--- start ---

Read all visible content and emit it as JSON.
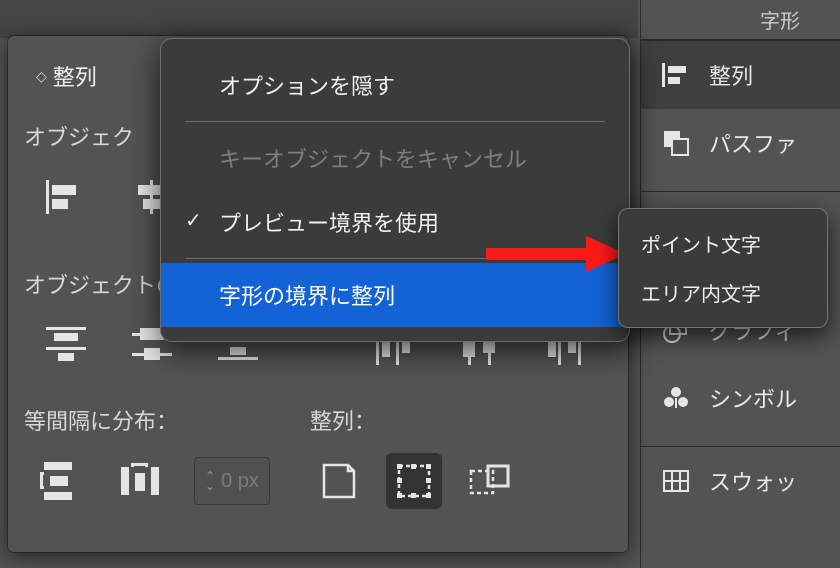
{
  "panel": {
    "tab": "整列",
    "section_align": "オブジェク",
    "section_distrib": "オブジェクトの分布：",
    "section_spacing": "等間隔に分布：",
    "section_alignto": "整列：",
    "spacing_value": "0 px"
  },
  "flyout": {
    "hide_options": "オプションを隠す",
    "cancel_key": "キーオブジェクトをキャンセル",
    "preview_bounds": "プレビュー境界を使用",
    "glyph_bounds": "字形の境界に整列"
  },
  "submenu": {
    "point_text": "ポイント文字",
    "area_text": "エリア内文字"
  },
  "side": {
    "glyphs": "字形",
    "align": "整列",
    "pathfinder": "パスファ",
    "graphic": "グラフィ",
    "symbol": "シンボル",
    "swatch": "スウォッ"
  }
}
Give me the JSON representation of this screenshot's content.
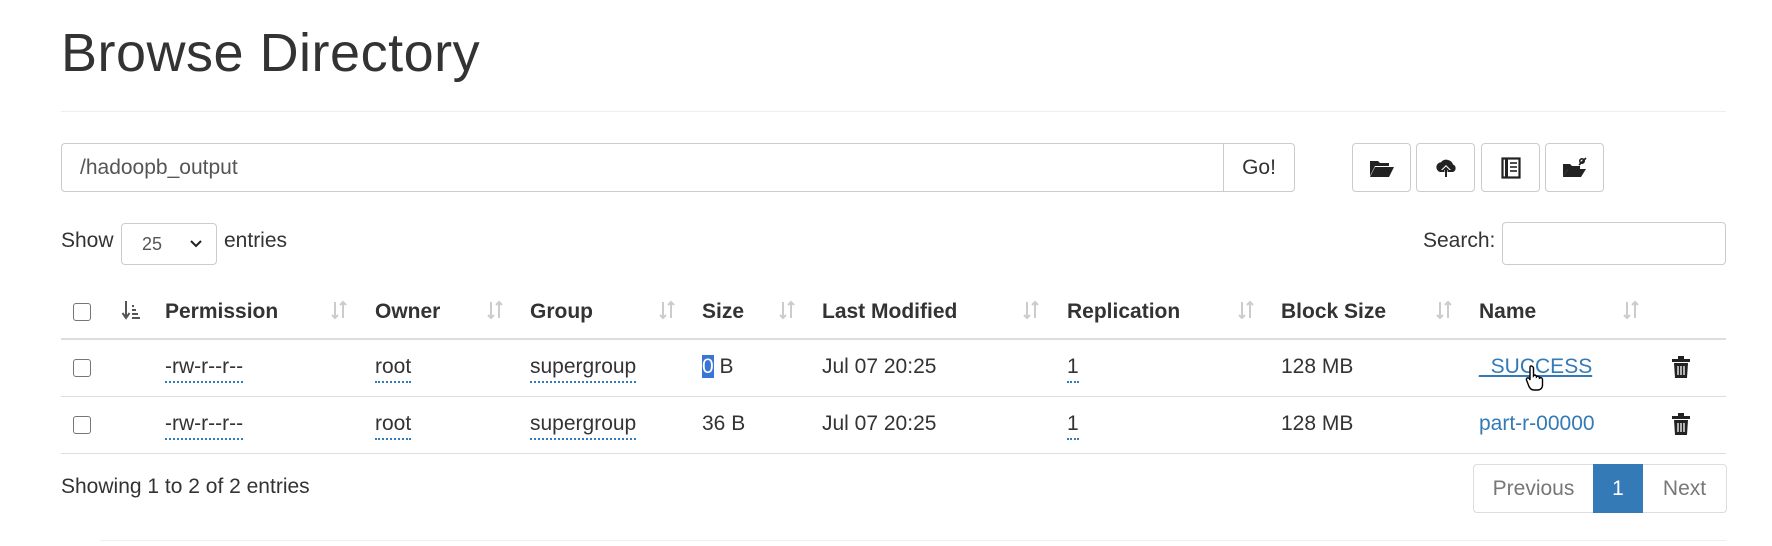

--- end ---

**EXERCISE OBJECTIVE:** Return every line of the records exactly as given, pictures excluded.

**TASK OUTPUT:**
Read all visible content and emit it as JSON.
{
  "panel": {
    "tab": "整列",
    "section_align": "オブジェク",
    "section_distrib": "オブジェクトの分布：",
    "section_spacing": "等間隔に分布：",
    "section_alignto": "整列：",
    "spacing_value": "0 px"
  },
  "flyout": {
    "hide_options": "オプションを隠す",
    "cancel_key": "キーオブジェクトをキャンセル",
    "preview_bounds": "プレビュー境界を使用",
    "glyph_bounds": "字形の境界に整列"
  },
  "submenu": {
    "point_text": "ポイント文字",
    "area_text": "エリア内文字"
  },
  "side": {
    "glyphs": "字形",
    "align": "整列",
    "pathfinder": "パスファ",
    "graphic": "グラフィ",
    "symbol": "シンボル",
    "swatch": "スウォッ"
  }
}
Give me the JSON representation of this screenshot's content.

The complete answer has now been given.